Data supplied:
──────

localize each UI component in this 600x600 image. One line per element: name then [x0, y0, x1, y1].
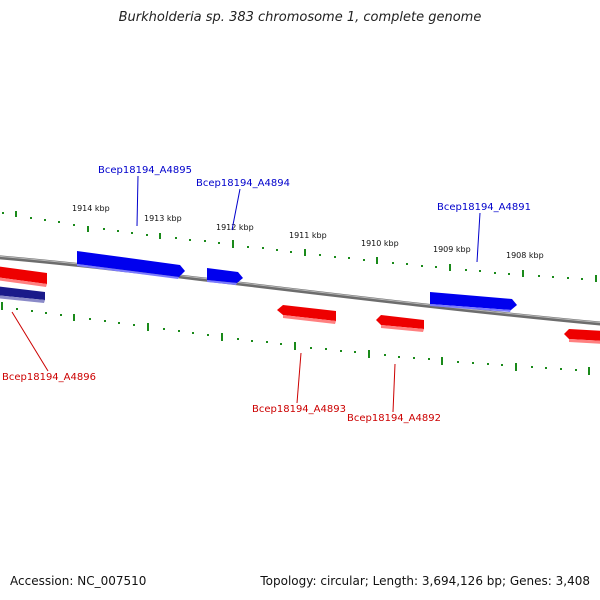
kbp-label: 1912 kbp: [216, 223, 254, 232]
forward-gene-bcep18194-a4895[interactable]: [77, 251, 185, 279]
kbp-label: 1909 kbp: [433, 245, 471, 254]
genome-summary: Topology: circular; Length: 3,694,126 bp…: [260, 574, 590, 588]
gene-label-bcep18194-a4892[interactable]: Bcep18194_A4892: [347, 413, 441, 424]
map-title: Burkholderia sp. 383 chromosome 1, compl…: [118, 10, 482, 25]
forward-gene-partial[interactable]: [0, 286, 45, 303]
inner-tick-row: [1, 302, 590, 375]
kbp-label: 1914 kbp: [72, 204, 110, 213]
reverse-gene-bcep18194-a4892[interactable]: [376, 315, 424, 332]
gene-label-bcep18194-a4893[interactable]: Bcep18194_A4893: [252, 404, 346, 415]
outer-tick-row: [2, 211, 597, 282]
genome-backbone: [0, 255, 600, 326]
gene-label-bcep18194-a4895[interactable]: Bcep18194_A4895: [98, 165, 192, 176]
forward-gene-bcep18194-a4894[interactable]: [207, 268, 243, 285]
reverse-gene-bcep18194-a4893[interactable]: [277, 305, 336, 324]
reverse-gene-partial-right[interactable]: [564, 329, 600, 344]
kbp-label: 1913 kbp: [144, 214, 182, 223]
gene-label-bcep18194-a4894[interactable]: Bcep18194_A4894: [196, 178, 290, 189]
reverse-gene-bcep18194-a4896[interactable]: [0, 266, 47, 287]
gene-label-bcep18194-a4891[interactable]: Bcep18194_A4891: [437, 202, 531, 213]
gene-labels: Bcep18194_A4895 Bcep18194_A4894 Bcep1819…: [2, 165, 531, 424]
kbp-label: 1910 kbp: [361, 239, 399, 248]
kbp-labels: 1914 kbp 1913 kbp 1912 kbp 1911 kbp 1910…: [72, 204, 544, 260]
forward-gene-bcep18194-a4891[interactable]: [430, 292, 517, 312]
gene-label-bcep18194-a4896[interactable]: Bcep18194_A4896: [2, 372, 96, 383]
kbp-label: 1911 kbp: [289, 231, 327, 240]
accession-label: Accession: NC_007510: [10, 574, 147, 588]
kbp-label: 1908 kbp: [506, 251, 544, 260]
gene-leader-lines: [11, 175, 481, 413]
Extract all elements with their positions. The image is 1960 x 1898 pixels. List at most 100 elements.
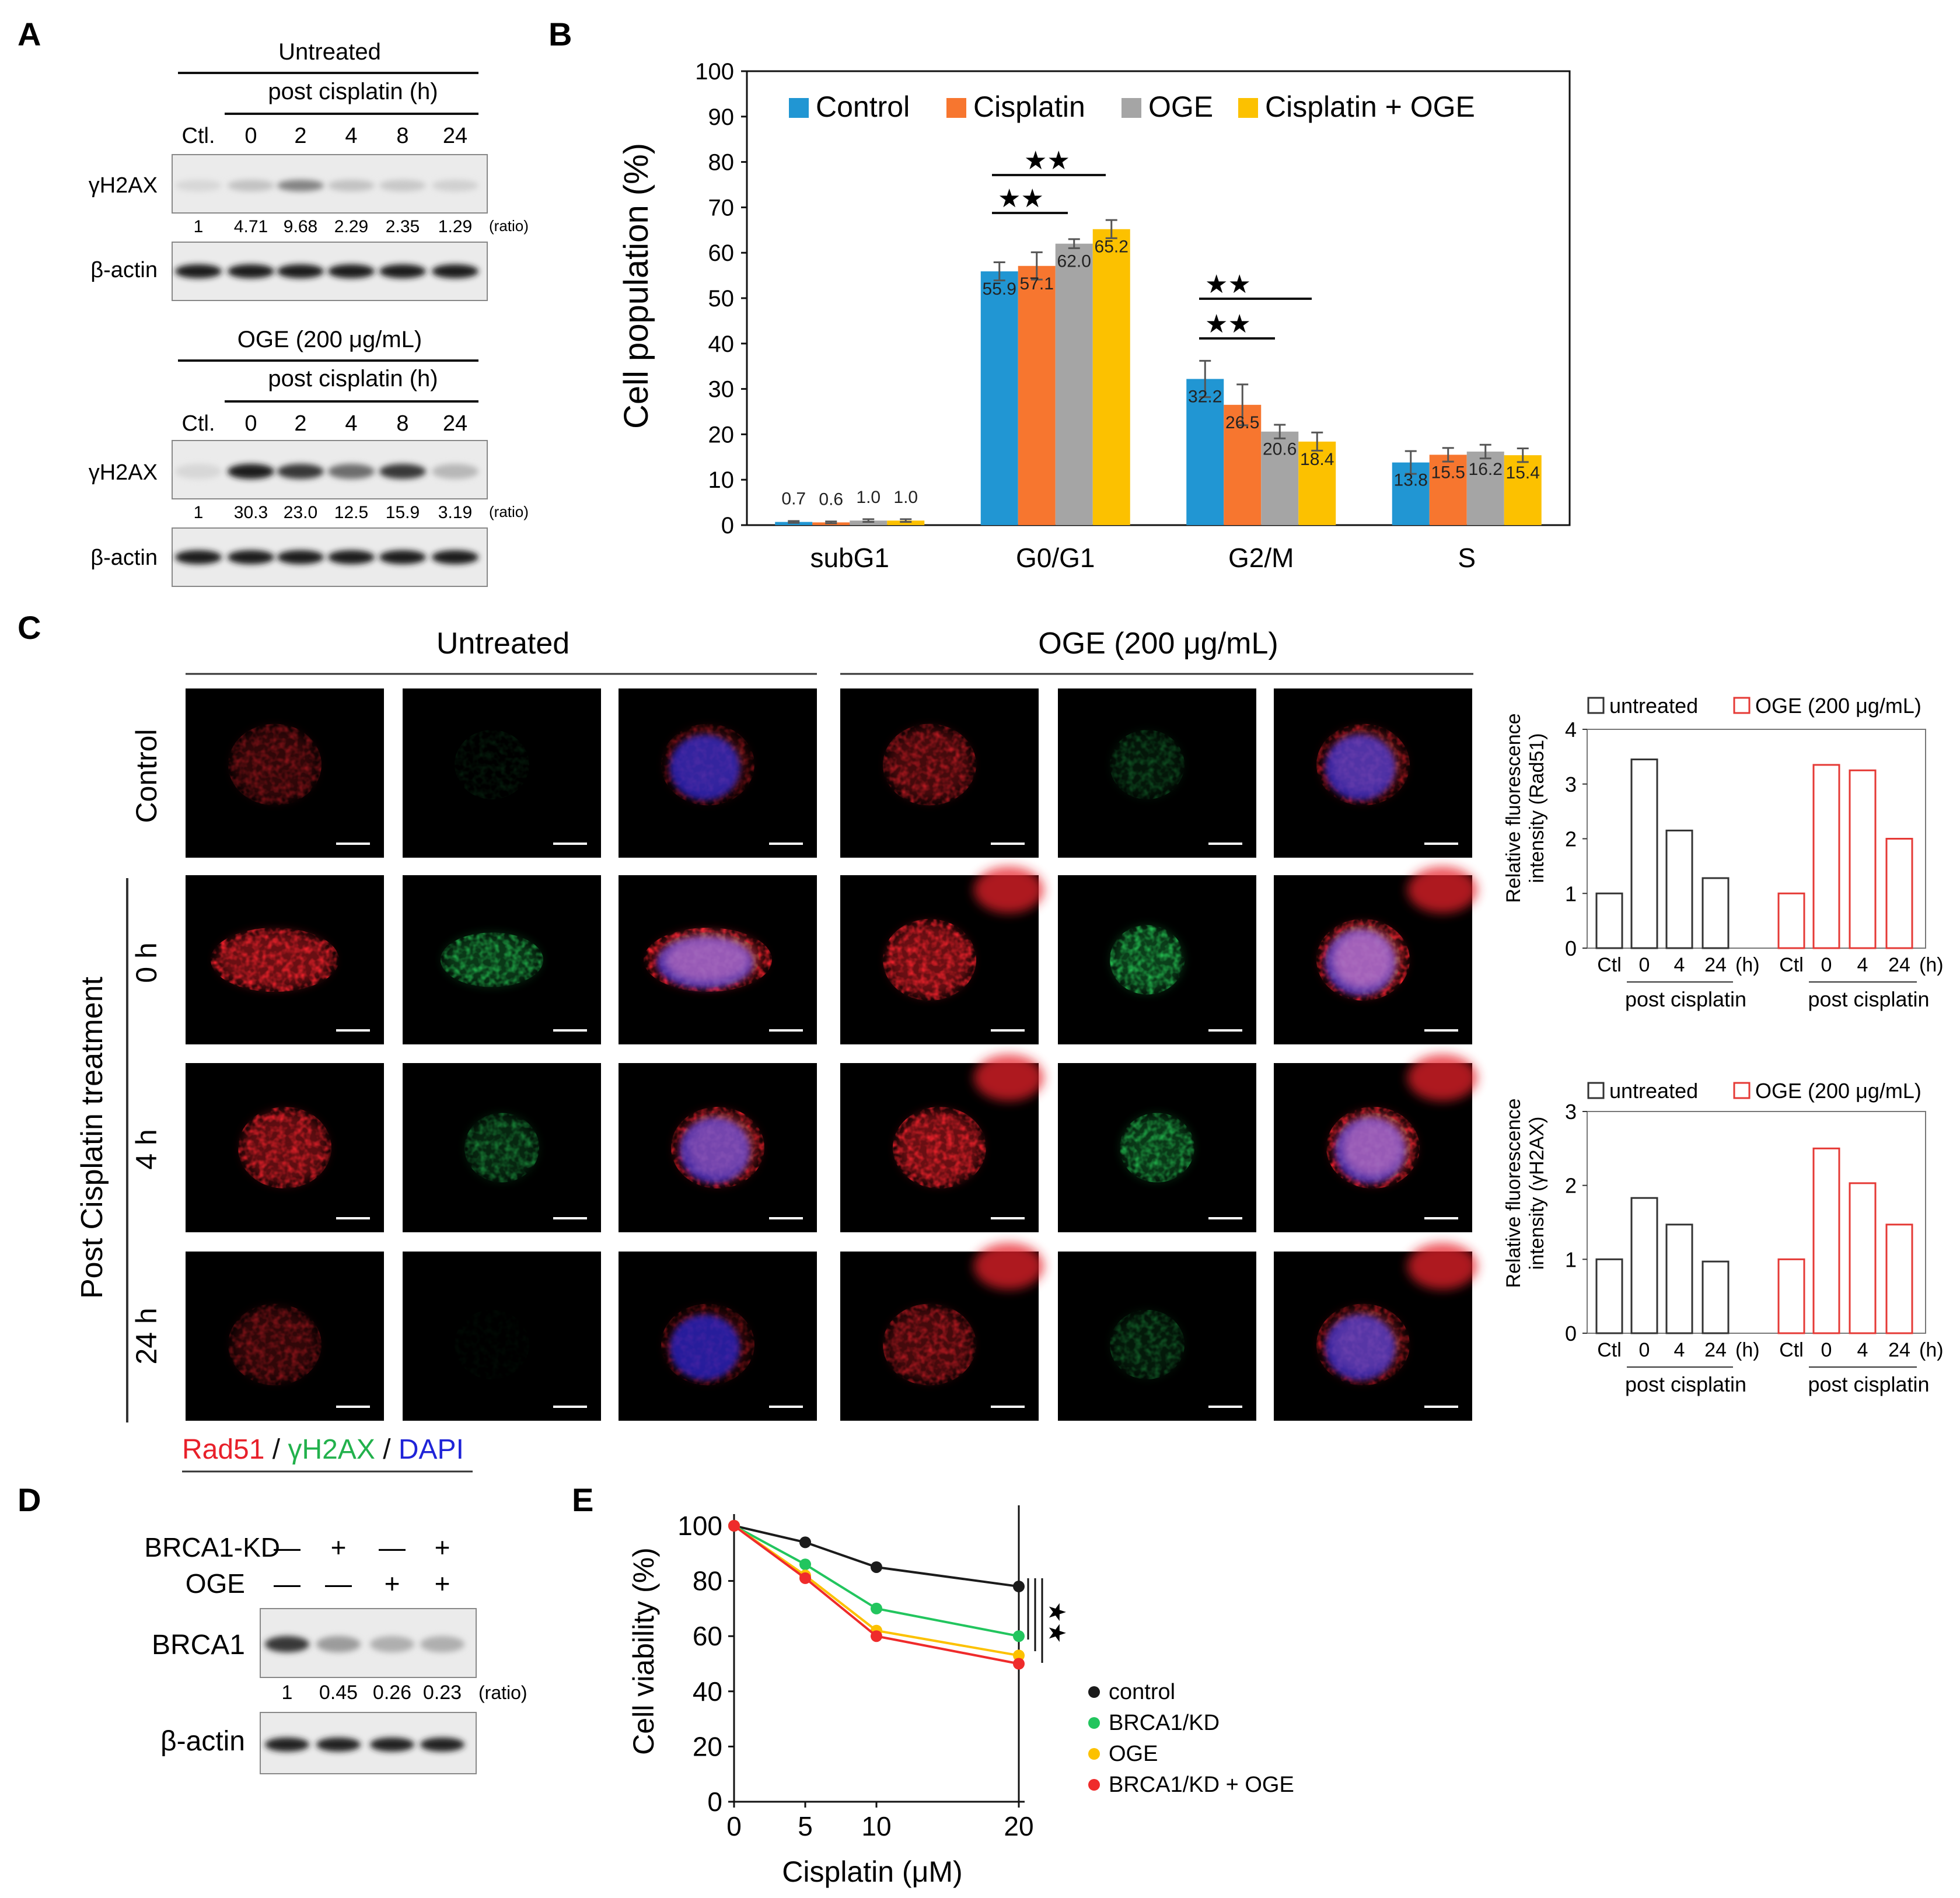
micrograph-r3-c3 xyxy=(840,1243,1044,1421)
bar-oge xyxy=(850,520,888,525)
y-axis-title-1: Relative fluorescence xyxy=(1503,713,1525,903)
bar-oge xyxy=(1055,243,1093,525)
panel-b-cell-cycle-chart: Cell population (%) 0 10 20 30 40 50 60 70 80 90 1… xyxy=(617,59,1571,573)
ratio-value: 0.26 xyxy=(373,1682,411,1704)
data-label: 57.1 xyxy=(1020,274,1054,293)
blot-band xyxy=(370,1738,414,1752)
category-label: 4 xyxy=(1674,1339,1685,1361)
group-label: post cisplatin xyxy=(1625,987,1746,1011)
blot-group-title: Untreated xyxy=(278,39,381,65)
row-label-control: Control xyxy=(130,729,163,823)
rad51-glow xyxy=(243,1111,327,1184)
category-label: 4 xyxy=(1857,1339,1868,1361)
blot-band xyxy=(420,1636,464,1652)
blot-band xyxy=(228,264,274,278)
data-label: 15.5 xyxy=(1431,463,1465,482)
merge-overlay xyxy=(663,935,753,984)
bar-control xyxy=(1186,379,1224,525)
bar-control xyxy=(980,271,1018,525)
bar-untreated xyxy=(1630,1197,1658,1334)
y-tick-label: 0 xyxy=(707,1787,722,1817)
blot-band xyxy=(277,464,324,479)
bar-untreated xyxy=(1595,892,1623,949)
rad51-neighbor xyxy=(974,1243,1044,1289)
lane-label: Ctl. xyxy=(182,411,215,436)
data-point xyxy=(1013,1649,1025,1662)
blot-band xyxy=(432,550,478,564)
y-axis-title: Cell viability (%) xyxy=(627,1547,660,1755)
lane-label: 8 xyxy=(396,411,408,436)
series-lines xyxy=(728,1520,1025,1670)
rad51-neighbor xyxy=(974,866,1044,913)
panel-a-western-blots: Untreated post cisplatin (h) Ctl. 0 2 4 … xyxy=(89,39,529,587)
blot-band xyxy=(228,180,274,191)
data-label: 0.6 xyxy=(819,490,843,509)
sign: — xyxy=(274,1532,301,1563)
category-label: 0 xyxy=(1639,1339,1650,1361)
ratio-value: 15.9 xyxy=(386,503,420,522)
data-label: 32.2 xyxy=(1188,387,1222,406)
ratio-value: 2.35 xyxy=(386,217,420,236)
blot-untreated: Untreated post cisplatin (h) Ctl. 0 2 4 … xyxy=(89,39,529,301)
category-label: 4 xyxy=(1674,954,1685,976)
category-label: S xyxy=(1458,543,1476,573)
lane-label: 2 xyxy=(294,124,306,148)
significance-markers: ★★ ★★ ★★ ★★ xyxy=(992,146,1312,340)
blot-band xyxy=(370,1636,414,1652)
sign: — xyxy=(274,1568,301,1599)
bar-cisplatin-oge xyxy=(1504,455,1542,525)
h2ax-glow xyxy=(467,1115,537,1180)
bar-oge xyxy=(1466,451,1504,525)
bar-oge xyxy=(1777,892,1805,949)
data-label: 20.6 xyxy=(1263,440,1297,459)
data-point xyxy=(799,1572,811,1584)
y-axis-title-1: Relative fluorescence xyxy=(1503,1098,1525,1288)
sign: + xyxy=(435,1532,450,1563)
significance-stars: ★★ xyxy=(1205,270,1251,299)
blot-subtitle: post cisplatin (h) xyxy=(268,79,438,104)
merge-overlay xyxy=(675,734,740,795)
axes: 0 20 40 60 80 100 0 5 10 20 xyxy=(677,1505,1034,1841)
bands-h2ax-untreated xyxy=(175,180,478,191)
blot-band xyxy=(432,180,478,191)
micrograph-r0-c4 xyxy=(1058,688,1256,858)
y-tick-label: 20 xyxy=(708,422,735,448)
y-tick-label: 3 xyxy=(1565,1100,1577,1124)
h2ax-glow xyxy=(1112,1312,1182,1378)
micrograph-r3-c2 xyxy=(619,1252,817,1421)
h2ax-glow xyxy=(443,934,540,985)
side-label: Post Cisplatin treatment xyxy=(75,976,109,1299)
blot-band xyxy=(432,264,478,278)
ratio-unit: (ratio) xyxy=(478,1682,527,1703)
col-group-untreated: Untreated xyxy=(436,627,570,660)
legend-marker xyxy=(1088,1717,1100,1729)
merge-overlay xyxy=(685,1117,750,1179)
bar-cisplatin xyxy=(1429,455,1467,525)
group-label: post cisplatin xyxy=(1808,987,1929,1011)
row-label-4h: 4 h xyxy=(130,1129,163,1170)
bar-data-labels: 0.7 0.6 1.0 1.0 55.9 57.162.065.2 32.226.520.6… xyxy=(781,237,1540,509)
panel-c-h2ax-chart: Relative fluorescence intensity (γH2AX) … xyxy=(1503,1079,1944,1396)
panel-label-a: A xyxy=(18,16,41,53)
protein-label: γH2AX xyxy=(89,460,158,485)
ratio-unit: (ratio) xyxy=(489,217,529,235)
y-tick-label: 90 xyxy=(708,104,735,130)
y-tick-label: 100 xyxy=(695,59,734,85)
merge-overlay xyxy=(675,1314,740,1375)
stain-legend: Rad51 / γH2AX / DAPI xyxy=(182,1434,464,1465)
x-tick-label: 20 xyxy=(1004,1811,1033,1841)
data-label: 13.8 xyxy=(1394,471,1428,490)
y-tick-label: 40 xyxy=(708,331,735,357)
micrograph-grid xyxy=(186,688,1477,1421)
panel-d-western-blot: BRCA1-KD — + — + OGE — — + + BRCA1 1 0.4… xyxy=(144,1532,527,1774)
category-label: 0 xyxy=(1821,1339,1832,1361)
group-label: post cisplatin xyxy=(1625,1372,1746,1396)
legend-label: BRCA1/KD + OGE xyxy=(1109,1773,1294,1797)
ratio-value: 4.71 xyxy=(234,217,268,236)
data-point xyxy=(871,1602,882,1614)
significance-stars: ★★ xyxy=(1044,1602,1070,1644)
legend-label: OGE xyxy=(1148,90,1213,123)
y-tick-label: 0 xyxy=(721,513,734,539)
legend-label: untreated xyxy=(1609,694,1698,718)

──────

Problem to solve:
When a line among the entries above contains "panel", copy it.

Response to this exercise:
panel-b-cell-cycle-chart: Cell population (%) 0 10 20 30 40 50 60 70 80 90 1… xyxy=(617,59,1571,573)
panel-a-western-blots: Untreated post cisplatin (h) Ctl. 0 2 4 … xyxy=(89,39,529,587)
panel-c-h2ax-chart: Relative fluorescence intensity (γH2AX) … xyxy=(1503,1079,1944,1396)
panel-label-a: A xyxy=(18,16,41,53)
panel-d-western-blot: BRCA1-KD — + — + OGE — — + + BRCA1 1 0.4… xyxy=(144,1532,527,1774)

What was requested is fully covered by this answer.